begin GIVEN DATA
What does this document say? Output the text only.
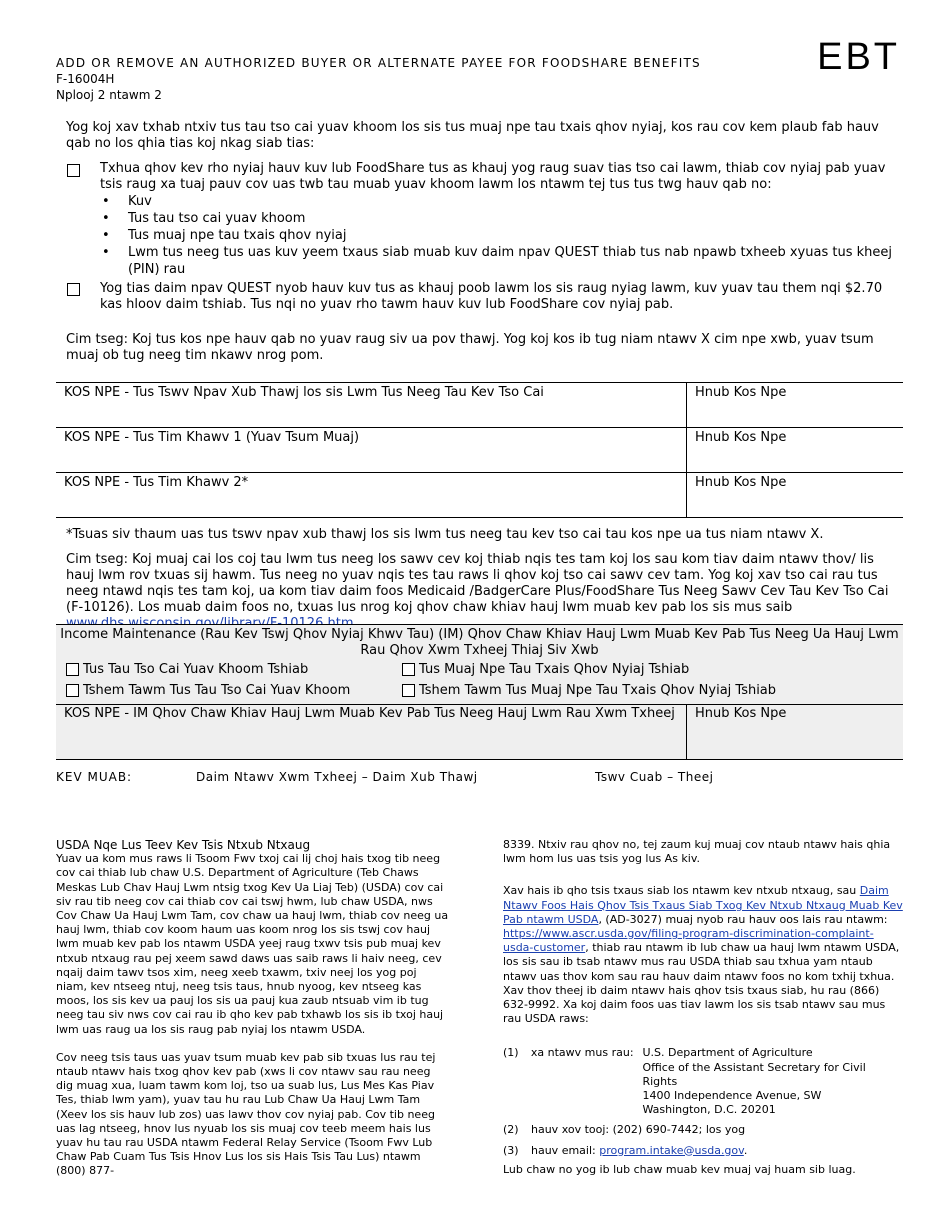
ADD OR REMOVE AN AUTHORIZED BUYER OR ALTERNATE PAYEE FOR FOODSHARE BENEFITS
F-16004H
Nplooj 2 ntawm 2
EBT
Yog koj xav txhab ntxiv tus tau tso cai yuav khoom los sis tus muaj npe tau txais qhov nyiaj, kos rau cov kem plaub fab hauv qab no los qhia tias koj nkag siab tias:
Txhua qhov kev rho nyiaj hauv kuv lub FoodShare tus as khauj yog raug suav tias tso cai lawm, thiab cov nyiaj pab yuav tsis raug xa tuaj pauv cov uas twb tau muab yuav khoom lawm los ntawm tej tus tus twg hauv qab no:
• Kuv
• Tus tau tso cai yuav khoom
• Tus muaj npe tau txais qhov nyiaj
• Lwm tus neeg tus uas kuv yeem txaus siab muab kuv daim npav QUEST thiab tus nab npawb txheeb xyuas tus kheej (PIN) rau
Yog tias daim npav QUEST nyob hauv kuv tus as khauj poob lawm los sis raug nyiag lawm, kuv yuav tau them nqi $2.70 kas hloov daim tshiab. Tus nqi no yuav rho tawm hauv kuv lub FoodShare cov nyiaj pab.
Cim tseg: Koj tus kos npe hauv qab no yuav raug siv ua pov thawj. Yog koj kos ib tug niam ntawv X cim npe xwb, yuav tsum muaj ob tug neeg tim nkawv nrog pom.
KOS NPE - Tus Tswv Npav Xub Thawj los sis Lwm Tus Neeg Tau Kev Tso Cai	Hnub Kos Npe
KOS NPE - Tus Tim Khawv 1 (Yuav Tsum Muaj)	Hnub Kos Npe
KOS NPE - Tus Tim Khawv 2*	Hnub Kos Npe
*Tsuas siv thaum uas tus tswv npav xub thawj los sis lwm tus neeg tau kev tso cai tau kos npe ua tus niam ntawv X.
Cim tseg: Koj muaj cai los coj tau lwm tus neeg los sawv cev koj thiab nqis tes tam koj los sau kom tiav daim ntawv thov/ lis hauj lwm rov txuas sij hawm. Tus neeg no yuav nqis tes tau raws li qhov koj tso cai sawv cev tam. Yog koj xav tso cai rau tus neeg ntawd nqis tes tam koj, ua kom tiav daim foos Medicaid /BadgerCare Plus/FoodShare Tus Neeg Sawv Cev Tau Kev Tso Cai (F-10126). Los muab daim foos no, txuas lus nrog koj qhov chaw khiav hauj lwm muab kev pab los sis mus saib
Income Maintenance (Rau Kev Tswj Qhov Nyiaj Khwv Tau) (IM) Qhov Chaw Khiav Hauj Lwm Muab Kev Pab Tus Neeg Ua Hauj Lwm Rau Qhov Xwm Txheej Thiaj Siv Xwb
Tus Tau Tso Cai Yuav Khoom Tshiab	Tus Muaj Npe Tau Txais Qhov Nyiaj Tshiab
Tshem Tawm Tus Tau Tso Cai Yuav Khoom	Tshem Tawm Tus Muaj Npe Tau Txais Qhov Nyiaj Tshiab
KOS NPE - IM Qhov Chaw Khiav Hauj Lwm Muab Kev Pab Tus Neeg Hauj Lwm Rau Xwm Txheej	Hnub Kos Npe
KEV MUAB:	Daim Ntawv Xwm Txheej – Daim Xub Thawj	Tswv Cuab – Theej
USDA Nqe Lus Teev Kev Tsis Ntxub Ntxaug
Yuav ua kom mus raws li Tsoom Fwv txoj cai lij choj hais txog tib neeg cov cai thiab lub chaw U.S. Department of Agriculture (Teb Chaws Meskas Lub Chav Hauj Lwm ntsig txog Kev Ua Liaj Teb) (USDA) cov cai siv rau tib neeg cov cai thiab cov cai tswj hwm, lub chaw USDA, nws Cov Chaw Ua Hauj Lwm Tam, cov chaw ua hauj lwm, thiab cov neeg ua hauj lwm, thiab cov koom haum uas koom nrog los sis tswj cov hauj lwm muab kev pab los ntawm USDA yeej raug txwv tsis pub muaj kev ntxub ntxaug rau pej xeem sawd daws uas saib raws li haiv neeg, cev nqaij daim tawv tsos xim, neeg xeeb txawm, txiv neej los yog poj niam, kev ntseeg ntuj, neeg tsis taus, hnub nyoog, kev ntseeg kas moos, los sis kev ua pauj los sis ua pauj kua zaub ntsuab vim ib tug neeg tau siv nws cov cai rau ib qho kev pab txhawb los sis ib txoj hauj lwm uas raug ua los sis raug pab nyiaj los ntawm USDA.
Cov neeg tsis taus uas yuav tsum muab kev pab sib txuas lus rau tej ntaub ntawv hais txog qhov kev pab (xws li cov ntawv sau rau neeg dig muag xua, luam tawm kom loj, tso ua suab lus, Lus Mes Kas Piav Tes, thiab lwm yam), yuav tau hu rau Lub Chaw Ua Hauj Lwm Tam (Xeev los sis hauv lub zos) uas lawv thov cov nyiaj pab. Cov tib neeg uas lag ntseeg, hnov lus nyuab los sis muaj cov teeb meem hais lus yuav hu tau rau USDA ntawm Federal Relay Service (Tsoom Fwv Lub Chaw Pab Cuam Tus Tsis Hnov Lus los sis Hais Tsis Tau Lus) ntawm (800) 877-
8339. Ntxiv rau qhov no, tej zaum kuj muaj cov ntaub ntawv hais qhia lwm hom lus uas tsis yog lus As kiv.
Xav hais ib qho tsis txaus siab los ntawm kev ntxub ntxaug, sau Daim Ntawv Foos Hais Qhov Tsis Txaus Siab Txog Kev Ntxub Ntxaug Muab Kev Pab ntawm USDA, (AD-3027) muaj nyob rau hauv oos lais rau ntawm: https://www.ascr.usda.gov/filing-program-discrimination-complaint-usda-customer, thiab rau ntawm ib lub chaw ua hauj lwm ntawm USDA, los sis sau ib tsab ntawv mus rau USDA thiab sau txhua yam ntaub ntawv uas thov kom sau rau hauv daim ntawv foos no kom txhij txhua. Xav thov theej ib daim ntawv hais qhov tsis txaus siab, hu rau (866) 632-9992. Xa koj daim foos uas tiav lawm los sis tsab ntawv sau mus rau USDA raws:
(1)	xa ntawv mus rau: U.S. Department of Agriculture
Office of the Assistant Secretary for Civil Rights
1400 Independence Avenue, SW
Washington, D.C. 20201
(2)	hauv xov tooj: (202) 690-7442; los yog
(3)	hauv email: program.intake@usda.gov.
Lub chaw no yog ib lub chaw muab kev muaj vaj huam sib luag.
end GIVEN DATA
WHAT YOU SHOULD DO: Isolate the lines above that contain the word "qhia" and copy them.

EXERCISE RESPONSE:
Yog koj xav txhab ntxiv tus tau tso cai yuav khoom los sis tus muaj npe tau txais qhov nyiaj, kos rau cov kem plaub fab hauv qab no los qhia tias koj nkag siab tias:
8339. Ntxiv rau qhov no, tej zaum kuj muaj cov ntaub ntawv hais qhia lwm hom lus uas tsis yog lus As kiv.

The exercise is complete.